++++ DATA SHOWN ++++

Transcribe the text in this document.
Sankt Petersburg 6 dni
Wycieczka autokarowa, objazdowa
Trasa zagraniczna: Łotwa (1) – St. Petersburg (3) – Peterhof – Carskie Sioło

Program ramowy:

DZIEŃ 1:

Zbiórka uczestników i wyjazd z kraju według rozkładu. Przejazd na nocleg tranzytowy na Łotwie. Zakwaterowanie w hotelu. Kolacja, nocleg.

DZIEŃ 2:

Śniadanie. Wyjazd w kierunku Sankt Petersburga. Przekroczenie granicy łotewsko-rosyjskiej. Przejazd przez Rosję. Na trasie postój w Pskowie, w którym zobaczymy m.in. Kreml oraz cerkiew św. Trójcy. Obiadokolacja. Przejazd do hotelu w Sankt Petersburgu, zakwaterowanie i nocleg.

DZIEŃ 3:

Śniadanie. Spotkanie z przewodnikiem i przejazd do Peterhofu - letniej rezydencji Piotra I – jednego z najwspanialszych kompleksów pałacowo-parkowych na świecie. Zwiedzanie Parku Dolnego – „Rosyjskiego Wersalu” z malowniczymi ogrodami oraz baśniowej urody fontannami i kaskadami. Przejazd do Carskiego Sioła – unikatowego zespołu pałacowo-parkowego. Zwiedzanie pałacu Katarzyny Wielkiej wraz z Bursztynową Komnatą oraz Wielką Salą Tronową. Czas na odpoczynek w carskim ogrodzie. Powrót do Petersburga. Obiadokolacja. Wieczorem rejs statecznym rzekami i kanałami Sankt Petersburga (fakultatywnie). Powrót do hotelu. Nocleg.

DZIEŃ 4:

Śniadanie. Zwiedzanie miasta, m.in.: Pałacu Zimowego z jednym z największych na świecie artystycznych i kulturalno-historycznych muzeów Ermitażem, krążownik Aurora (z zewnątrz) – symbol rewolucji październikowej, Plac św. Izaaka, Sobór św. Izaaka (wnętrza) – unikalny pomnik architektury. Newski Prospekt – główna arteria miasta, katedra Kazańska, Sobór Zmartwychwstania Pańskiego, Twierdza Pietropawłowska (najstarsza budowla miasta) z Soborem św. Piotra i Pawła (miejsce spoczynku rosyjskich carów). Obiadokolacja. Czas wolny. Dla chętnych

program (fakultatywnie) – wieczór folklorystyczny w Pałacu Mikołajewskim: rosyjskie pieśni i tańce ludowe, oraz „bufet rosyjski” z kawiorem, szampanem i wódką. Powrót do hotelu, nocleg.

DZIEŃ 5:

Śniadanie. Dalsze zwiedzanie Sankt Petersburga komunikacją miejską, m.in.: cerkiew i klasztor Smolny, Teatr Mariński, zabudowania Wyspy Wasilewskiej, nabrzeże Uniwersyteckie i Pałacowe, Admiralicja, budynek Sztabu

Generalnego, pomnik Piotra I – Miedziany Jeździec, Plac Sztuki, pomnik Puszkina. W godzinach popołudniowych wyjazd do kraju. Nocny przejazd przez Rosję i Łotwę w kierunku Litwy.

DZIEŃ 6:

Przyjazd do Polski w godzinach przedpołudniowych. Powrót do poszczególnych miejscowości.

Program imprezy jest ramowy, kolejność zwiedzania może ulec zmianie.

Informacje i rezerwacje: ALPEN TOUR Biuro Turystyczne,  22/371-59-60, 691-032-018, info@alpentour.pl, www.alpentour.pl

++++

Take every line from the records above that has the word "ramowy" and copy it.

Program ramowy:
Program imprezy jest ramowy, kolejność zwiedzania może ulec zmianie.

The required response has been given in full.